Page element annotations
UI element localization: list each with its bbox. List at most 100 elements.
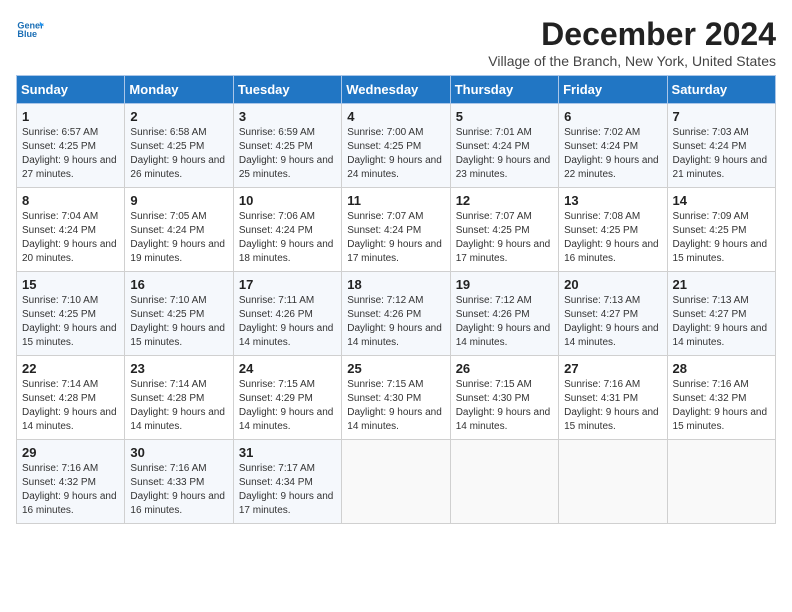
day-number: 28 — [673, 361, 770, 376]
day-number: 17 — [239, 277, 336, 292]
calendar-cell: 19Sunrise: 7:12 AM Sunset: 4:26 PM Dayli… — [450, 272, 558, 356]
weekday-header: Saturday — [667, 76, 775, 104]
day-number: 27 — [564, 361, 661, 376]
day-info: Sunrise: 7:10 AM Sunset: 4:25 PM Dayligh… — [22, 294, 119, 350]
weekday-header: Tuesday — [233, 76, 341, 104]
calendar-cell: 5 Sunrise: 7:01 AM Sunset: 4:24 PM Daylig… — [450, 104, 558, 188]
day-number: 12 — [456, 193, 553, 208]
day-info: Sunrise: 7:11 AM Sunset: 4:26 PM Dayligh… — [239, 294, 336, 350]
day-number: 5 — [456, 109, 553, 124]
calendar-cell — [667, 440, 775, 524]
day-number: 13 — [564, 193, 661, 208]
month-title: December 2024 — [488, 16, 776, 53]
calendar-cell: 12 Sunrise: 7:07 AM Sunset: 4:25 PM Dayli… — [450, 188, 558, 272]
calendar-week-row: 22 Sunrise: 7:14 AM Sunset: 4:28 PM Dayli… — [17, 356, 776, 440]
calendar-cell: 22 Sunrise: 7:14 AM Sunset: 4:28 PM Dayli… — [17, 356, 125, 440]
calendar-cell: 9 Sunrise: 7:05 AM Sunset: 4:24 PM Daylig… — [125, 188, 233, 272]
calendar-cell: 25 Sunrise: 7:15 AM Sunset: 4:30 PM Dayli… — [342, 356, 450, 440]
day-number: 20 — [564, 277, 661, 292]
day-number: 18 — [347, 277, 444, 292]
weekday-header: Monday — [125, 76, 233, 104]
day-info: Sunrise: 7:16 AM Sunset: 4:31 PM Dayligh… — [564, 378, 661, 434]
day-info: Sunrise: 7:08 AM Sunset: 4:25 PM Dayligh… — [564, 210, 661, 266]
calendar-week-row: 1 Sunrise: 6:57 AM Sunset: 4:25 PM Daylig… — [17, 104, 776, 188]
header: General Blue December 2024 Village of th… — [16, 16, 776, 69]
day-info: Sunrise: 7:13 AM Sunset: 4:27 PM Dayligh… — [564, 294, 661, 350]
day-number: 14 — [673, 193, 770, 208]
title-area: December 2024 Village of the Branch, New… — [488, 16, 776, 69]
logo: General Blue — [16, 16, 44, 44]
calendar-week-row: 29Sunrise: 7:16 AM Sunset: 4:32 PM Dayli… — [17, 440, 776, 524]
calendar-cell: 31 Sunrise: 7:17 AM Sunset: 4:34 PM Dayli… — [233, 440, 341, 524]
calendar-cell: 27 Sunrise: 7:16 AM Sunset: 4:31 PM Dayli… — [559, 356, 667, 440]
day-info: Sunrise: 7:15 AM Sunset: 4:30 PM Dayligh… — [456, 378, 553, 434]
day-number: 30 — [130, 445, 227, 460]
day-number: 25 — [347, 361, 444, 376]
day-number: 26 — [456, 361, 553, 376]
day-info: Sunrise: 7:10 AM Sunset: 4:25 PM Dayligh… — [130, 294, 227, 350]
calendar-cell — [559, 440, 667, 524]
day-info: Sunrise: 7:15 AM Sunset: 4:29 PM Dayligh… — [239, 378, 336, 434]
calendar-week-row: 15Sunrise: 7:10 AM Sunset: 4:25 PM Dayli… — [17, 272, 776, 356]
day-info: Sunrise: 6:59 AM Sunset: 4:25 PM Dayligh… — [239, 126, 336, 182]
weekday-header: Thursday — [450, 76, 558, 104]
calendar-cell: 6Sunrise: 7:02 AM Sunset: 4:24 PM Daylig… — [559, 104, 667, 188]
calendar-cell: 23Sunrise: 7:14 AM Sunset: 4:28 PM Dayli… — [125, 356, 233, 440]
day-number: 16 — [130, 277, 227, 292]
day-info: Sunrise: 7:07 AM Sunset: 4:24 PM Dayligh… — [347, 210, 444, 266]
day-number: 24 — [239, 361, 336, 376]
weekday-header: Sunday — [17, 76, 125, 104]
day-info: Sunrise: 7:16 AM Sunset: 4:32 PM Dayligh… — [673, 378, 770, 434]
subtitle: Village of the Branch, New York, United … — [488, 53, 776, 69]
day-number: 11 — [347, 193, 444, 208]
day-number: 3 — [239, 109, 336, 124]
calendar-cell: 8Sunrise: 7:04 AM Sunset: 4:24 PM Daylig… — [17, 188, 125, 272]
calendar-header-row: SundayMondayTuesdayWednesdayThursdayFrid… — [17, 76, 776, 104]
calendar-cell: 3 Sunrise: 6:59 AM Sunset: 4:25 PM Daylig… — [233, 104, 341, 188]
calendar-cell: 24 Sunrise: 7:15 AM Sunset: 4:29 PM Dayli… — [233, 356, 341, 440]
day-info: Sunrise: 7:15 AM Sunset: 4:30 PM Dayligh… — [347, 378, 444, 434]
day-number: 31 — [239, 445, 336, 460]
svg-text:Blue: Blue — [17, 29, 37, 39]
day-info: Sunrise: 7:05 AM Sunset: 4:24 PM Dayligh… — [130, 210, 227, 266]
day-number: 4 — [347, 109, 444, 124]
day-number: 6 — [564, 109, 661, 124]
logo-icon: General Blue — [16, 16, 44, 44]
day-number: 9 — [130, 193, 227, 208]
day-info: Sunrise: 7:17 AM Sunset: 4:34 PM Dayligh… — [239, 462, 336, 518]
calendar-cell: 17 Sunrise: 7:11 AM Sunset: 4:26 PM Dayli… — [233, 272, 341, 356]
calendar-cell: 18 Sunrise: 7:12 AM Sunset: 4:26 PM Dayli… — [342, 272, 450, 356]
day-info: Sunrise: 7:14 AM Sunset: 4:28 PM Dayligh… — [130, 378, 227, 434]
calendar-cell: 10Sunrise: 7:06 AM Sunset: 4:24 PM Dayli… — [233, 188, 341, 272]
weekday-header: Friday — [559, 76, 667, 104]
calendar-cell: 14Sunrise: 7:09 AM Sunset: 4:25 PM Dayli… — [667, 188, 775, 272]
calendar-table: SundayMondayTuesdayWednesdayThursdayFrid… — [16, 75, 776, 524]
day-number: 7 — [673, 109, 770, 124]
calendar-cell: 28 Sunrise: 7:16 AM Sunset: 4:32 PM Dayli… — [667, 356, 775, 440]
day-info: Sunrise: 7:01 AM Sunset: 4:24 PM Dayligh… — [456, 126, 553, 182]
calendar-cell: 1 Sunrise: 6:57 AM Sunset: 4:25 PM Daylig… — [17, 104, 125, 188]
day-number: 10 — [239, 193, 336, 208]
calendar-cell: 21Sunrise: 7:13 AM Sunset: 4:27 PM Dayli… — [667, 272, 775, 356]
day-info: Sunrise: 7:07 AM Sunset: 4:25 PM Dayligh… — [456, 210, 553, 266]
calendar-cell: 20 Sunrise: 7:13 AM Sunset: 4:27 PM Dayli… — [559, 272, 667, 356]
day-number: 29 — [22, 445, 119, 460]
day-info: Sunrise: 6:57 AM Sunset: 4:25 PM Dayligh… — [22, 126, 119, 182]
calendar-week-row: 8Sunrise: 7:04 AM Sunset: 4:24 PM Daylig… — [17, 188, 776, 272]
day-number: 19 — [456, 277, 553, 292]
day-info: Sunrise: 7:12 AM Sunset: 4:26 PM Dayligh… — [347, 294, 444, 350]
day-number: 1 — [22, 109, 119, 124]
day-number: 22 — [22, 361, 119, 376]
day-info: Sunrise: 6:58 AM Sunset: 4:25 PM Dayligh… — [130, 126, 227, 182]
day-info: Sunrise: 7:03 AM Sunset: 4:24 PM Dayligh… — [673, 126, 770, 182]
calendar-cell: 2Sunrise: 6:58 AM Sunset: 4:25 PM Daylig… — [125, 104, 233, 188]
calendar-cell: 30Sunrise: 7:16 AM Sunset: 4:33 PM Dayli… — [125, 440, 233, 524]
calendar-cell — [450, 440, 558, 524]
calendar-cell: 11 Sunrise: 7:07 AM Sunset: 4:24 PM Dayli… — [342, 188, 450, 272]
day-number: 8 — [22, 193, 119, 208]
calendar-cell — [342, 440, 450, 524]
weekday-header: Wednesday — [342, 76, 450, 104]
day-info: Sunrise: 7:00 AM Sunset: 4:25 PM Dayligh… — [347, 126, 444, 182]
day-number: 21 — [673, 277, 770, 292]
day-info: Sunrise: 7:14 AM Sunset: 4:28 PM Dayligh… — [22, 378, 119, 434]
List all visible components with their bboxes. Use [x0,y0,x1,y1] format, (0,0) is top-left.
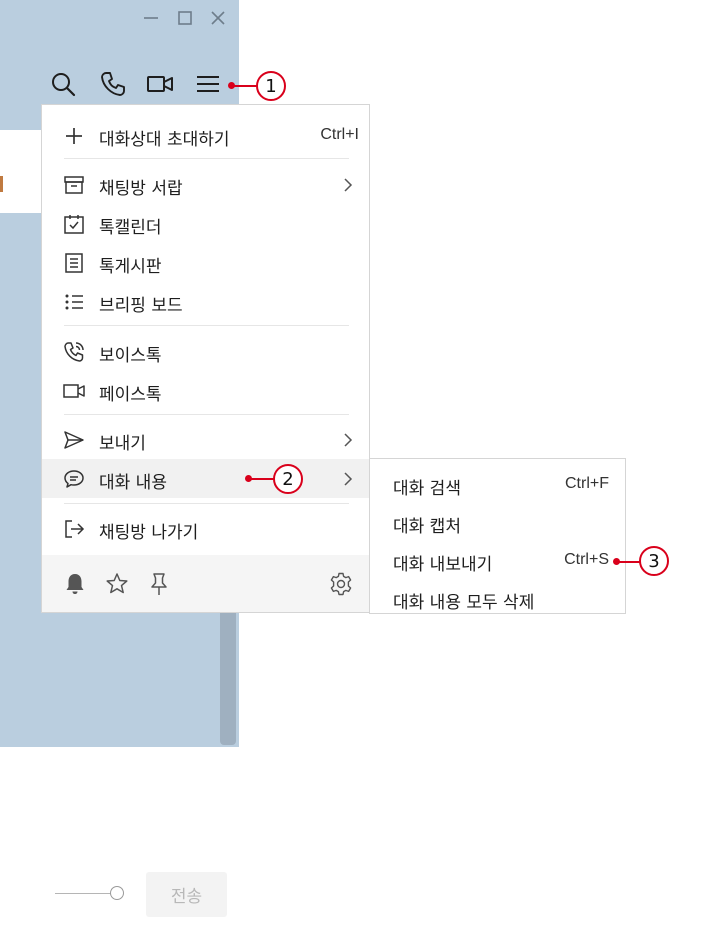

**Exercise brief**
Reproduce the lines above verbatim, from the line with "day-number: 28 — [673, 361, 770, 376]" through the line with "day-number: 27 — [564, 361, 661, 376]", both included.

**Finished task**
day-number: 28 — [673, 361, 770, 376]
day-number: 17 — [239, 277, 336, 292]
calendar-cell: 19Sunrise: 7:12 AM Sunset: 4:26 PM Dayli… — [450, 272, 558, 356]
weekday-header: Saturday — [667, 76, 775, 104]
day-number: 27 — [564, 361, 661, 376]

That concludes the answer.